Dataset rows about figures
======

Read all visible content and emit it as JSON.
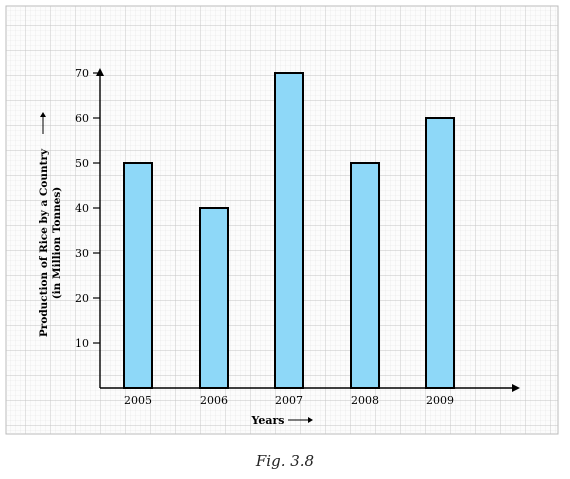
{
  "caption": "Fig. 3.8",
  "colors": {
    "bar_fill": "#8ed8f8",
    "bar_stroke": "#000000",
    "grid_bg": "#fbfbfb",
    "grid_minor": "#e6e6e6",
    "grid_major": "#c8c8c8",
    "axis": "#000000"
  },
  "chart_data": {
    "type": "bar",
    "categories": [
      "2005",
      "2006",
      "2007",
      "2008",
      "2009"
    ],
    "values": [
      50,
      40,
      70,
      50,
      60
    ],
    "title": "",
    "xlabel": "Years",
    "ylabel": "Production of Rice by a Country",
    "ylabel_unit": "(in Million Tonnes)",
    "yticks": [
      10,
      20,
      30,
      40,
      50,
      60,
      70
    ],
    "ylim": [
      0,
      80
    ],
    "grid": true,
    "legend": "none"
  }
}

======

JOB: Your task is to repeat the material above exactly, without its pictures.

OUTPUT OF THE EXERCISE:
Read all visible content and emit it as JSON.
{
  "caption": "Fig. 3.8",
  "colors": {
    "bar_fill": "#8ed8f8",
    "bar_stroke": "#000000",
    "grid_bg": "#fbfbfb",
    "grid_minor": "#e6e6e6",
    "grid_major": "#c8c8c8",
    "axis": "#000000"
  },
  "chart_data": {
    "type": "bar",
    "categories": [
      "2005",
      "2006",
      "2007",
      "2008",
      "2009"
    ],
    "values": [
      50,
      40,
      70,
      50,
      60
    ],
    "title": "",
    "xlabel": "Years",
    "ylabel": "Production of Rice by a Country",
    "ylabel_unit": "(in Million Tonnes)",
    "yticks": [
      10,
      20,
      30,
      40,
      50,
      60,
      70
    ],
    "ylim": [
      0,
      80
    ],
    "grid": true,
    "legend": "none"
  }
}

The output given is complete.